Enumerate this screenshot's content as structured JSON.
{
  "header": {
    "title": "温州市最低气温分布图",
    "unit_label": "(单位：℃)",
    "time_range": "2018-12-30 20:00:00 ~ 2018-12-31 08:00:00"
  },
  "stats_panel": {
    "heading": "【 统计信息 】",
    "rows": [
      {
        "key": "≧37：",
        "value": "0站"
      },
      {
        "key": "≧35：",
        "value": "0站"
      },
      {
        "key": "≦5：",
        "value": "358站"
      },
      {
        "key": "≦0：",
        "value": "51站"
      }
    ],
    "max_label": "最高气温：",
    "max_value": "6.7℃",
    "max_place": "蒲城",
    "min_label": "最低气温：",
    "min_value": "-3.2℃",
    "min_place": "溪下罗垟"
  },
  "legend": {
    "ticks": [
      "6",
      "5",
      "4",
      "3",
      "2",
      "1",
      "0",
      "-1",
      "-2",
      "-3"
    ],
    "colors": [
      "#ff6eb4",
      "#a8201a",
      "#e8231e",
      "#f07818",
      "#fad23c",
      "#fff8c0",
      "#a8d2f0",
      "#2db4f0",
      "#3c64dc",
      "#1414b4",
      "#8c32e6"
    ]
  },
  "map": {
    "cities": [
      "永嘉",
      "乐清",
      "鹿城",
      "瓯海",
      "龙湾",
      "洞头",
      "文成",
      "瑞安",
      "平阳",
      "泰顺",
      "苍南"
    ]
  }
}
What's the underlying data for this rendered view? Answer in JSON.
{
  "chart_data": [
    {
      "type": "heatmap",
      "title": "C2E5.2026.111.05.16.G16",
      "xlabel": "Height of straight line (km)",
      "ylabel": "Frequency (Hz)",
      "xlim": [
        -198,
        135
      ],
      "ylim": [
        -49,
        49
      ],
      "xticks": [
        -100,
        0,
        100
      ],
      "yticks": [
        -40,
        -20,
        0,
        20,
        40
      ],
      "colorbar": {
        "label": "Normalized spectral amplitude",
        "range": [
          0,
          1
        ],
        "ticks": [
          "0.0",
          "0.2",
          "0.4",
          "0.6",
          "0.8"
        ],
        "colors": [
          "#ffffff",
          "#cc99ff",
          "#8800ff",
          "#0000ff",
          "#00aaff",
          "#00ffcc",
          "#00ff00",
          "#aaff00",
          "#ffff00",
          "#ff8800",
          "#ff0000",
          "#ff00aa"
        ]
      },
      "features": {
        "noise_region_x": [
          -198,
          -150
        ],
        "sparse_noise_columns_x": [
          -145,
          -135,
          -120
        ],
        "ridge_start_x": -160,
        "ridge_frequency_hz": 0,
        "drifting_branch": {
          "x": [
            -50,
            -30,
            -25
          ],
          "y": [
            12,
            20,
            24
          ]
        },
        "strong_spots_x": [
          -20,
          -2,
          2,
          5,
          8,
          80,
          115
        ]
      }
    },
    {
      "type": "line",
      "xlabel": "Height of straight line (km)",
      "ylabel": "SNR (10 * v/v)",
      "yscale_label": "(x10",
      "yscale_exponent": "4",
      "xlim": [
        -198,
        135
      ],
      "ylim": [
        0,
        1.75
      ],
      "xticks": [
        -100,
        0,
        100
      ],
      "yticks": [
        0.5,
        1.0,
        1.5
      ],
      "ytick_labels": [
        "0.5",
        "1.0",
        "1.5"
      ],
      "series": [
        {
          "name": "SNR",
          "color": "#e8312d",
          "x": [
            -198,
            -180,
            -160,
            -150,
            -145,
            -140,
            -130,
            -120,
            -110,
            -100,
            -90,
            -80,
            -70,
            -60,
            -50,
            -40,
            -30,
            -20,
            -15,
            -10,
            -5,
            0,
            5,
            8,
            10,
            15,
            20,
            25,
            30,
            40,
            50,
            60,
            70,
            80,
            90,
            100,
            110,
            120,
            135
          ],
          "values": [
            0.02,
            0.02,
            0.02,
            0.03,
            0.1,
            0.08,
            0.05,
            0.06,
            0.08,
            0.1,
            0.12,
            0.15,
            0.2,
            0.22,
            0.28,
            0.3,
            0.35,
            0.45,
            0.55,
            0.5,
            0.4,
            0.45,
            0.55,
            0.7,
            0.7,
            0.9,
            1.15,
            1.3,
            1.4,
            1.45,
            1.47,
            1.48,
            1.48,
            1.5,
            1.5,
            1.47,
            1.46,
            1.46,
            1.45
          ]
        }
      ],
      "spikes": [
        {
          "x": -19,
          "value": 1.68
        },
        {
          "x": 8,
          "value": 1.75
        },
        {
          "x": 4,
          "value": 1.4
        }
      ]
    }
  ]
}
# # # # # # #
Please restate the records in full, word for word.

▶ Final answer
Enumerate this screenshot's content as structured JSON.
{
  "header": {
    "title": "温州市最低气温分布图",
    "unit_label": "(单位：℃)",
    "time_range": "2018-12-30 20:00:00 ~ 2018-12-31 08:00:00"
  },
  "stats_panel": {
    "heading": "【 统计信息 】",
    "rows": [
      {
        "key": "≧37：",
        "value": "0站"
      },
      {
        "key": "≧35：",
        "value": "0站"
      },
      {
        "key": "≦5：",
        "value": "358站"
      },
      {
        "key": "≦0：",
        "value": "51站"
      }
    ],
    "max_label": "最高气温：",
    "max_value": "6.7℃",
    "max_place": "蒲城",
    "min_label": "最低气温：",
    "min_value": "-3.2℃",
    "min_place": "溪下罗垟"
  },
  "legend": {
    "ticks": [
      "6",
      "5",
      "4",
      "3",
      "2",
      "1",
      "0",
      "-1",
      "-2",
      "-3"
    ],
    "colors": [
      "#ff6eb4",
      "#a8201a",
      "#e8231e",
      "#f07818",
      "#fad23c",
      "#fff8c0",
      "#a8d2f0",
      "#2db4f0",
      "#3c64dc",
      "#1414b4",
      "#8c32e6"
    ]
  },
  "map": {
    "cities": [
      "永嘉",
      "乐清",
      "鹿城",
      "瓯海",
      "龙湾",
      "洞头",
      "文成",
      "瑞安",
      "平阳",
      "泰顺",
      "苍南"
    ]
  }
}
What's the underlying data for this rendered view? Answer in JSON.
{
  "chart_data": [
    {
      "type": "heatmap",
      "title": "C2E5.2026.111.05.16.G16",
      "xlabel": "Height of straight line (km)",
      "ylabel": "Frequency (Hz)",
      "xlim": [
        -198,
        135
      ],
      "ylim": [
        -49,
        49
      ],
      "xticks": [
        -100,
        0,
        100
      ],
      "yticks": [
        -40,
        -20,
        0,
        20,
        40
      ],
      "colorbar": {
        "label": "Normalized spectral amplitude",
        "range": [
          0,
          1
        ],
        "ticks": [
          "0.0",
          "0.2",
          "0.4",
          "0.6",
          "0.8"
        ],
        "colors": [
          "#ffffff",
          "#cc99ff",
          "#8800ff",
          "#0000ff",
          "#00aaff",
          "#00ffcc",
          "#00ff00",
          "#aaff00",
          "#ffff00",
          "#ff8800",
          "#ff0000",
          "#ff00aa"
        ]
      },
      "features": {
        "noise_region_x": [
          -198,
          -150
        ],
        "sparse_noise_columns_x": [
          -145,
          -135,
          -120
        ],
        "ridge_start_x": -160,
        "ridge_frequency_hz": 0,
        "drifting_branch": {
          "x": [
            -50,
            -30,
            -25
          ],
          "y": [
            12,
            20,
            24
          ]
        },
        "strong_spots_x": [
          -20,
          -2,
          2,
          5,
          8,
          80,
          115
        ]
      }
    },
    {
      "type": "line",
      "xlabel": "Height of straight line (km)",
      "ylabel": "SNR (10 * v/v)",
      "yscale_label": "(x10",
      "yscale_exponent": "4",
      "xlim": [
        -198,
        135
      ],
      "ylim": [
        0,
        1.75
      ],
      "xticks": [
        -100,
        0,
        100
      ],
      "yticks": [
        0.5,
        1.0,
        1.5
      ],
      "ytick_labels": [
        "0.5",
        "1.0",
        "1.5"
      ],
      "series": [
        {
          "name": "SNR",
          "color": "#e8312d",
          "x": [
            -198,
            -180,
            -160,
            -150,
            -145,
            -140,
            -130,
            -120,
            -110,
            -100,
            -90,
            -80,
            -70,
            -60,
            -50,
            -40,
            -30,
            -20,
            -15,
            -10,
            -5,
            0,
            5,
            8,
            10,
            15,
            20,
            25,
            30,
            40,
            50,
            60,
            70,
            80,
            90,
            100,
            110,
            120,
            135
          ],
          "values": [
            0.02,
            0.02,
            0.02,
            0.03,
            0.1,
            0.08,
            0.05,
            0.06,
            0.08,
            0.1,
            0.12,
            0.15,
            0.2,
            0.22,
            0.28,
            0.3,
            0.35,
            0.45,
            0.55,
            0.5,
            0.4,
            0.45,
            0.55,
            0.7,
            0.7,
            0.9,
            1.15,
            1.3,
            1.4,
            1.45,
            1.47,
            1.48,
            1.48,
            1.5,
            1.5,
            1.47,
            1.46,
            1.46,
            1.45
          ]
        }
      ],
      "spikes": [
        {
          "x": -19,
          "value": 1.68
        },
        {
          "x": 8,
          "value": 1.75
        },
        {
          "x": 4,
          "value": 1.4
        }
      ]
    }
  ]
}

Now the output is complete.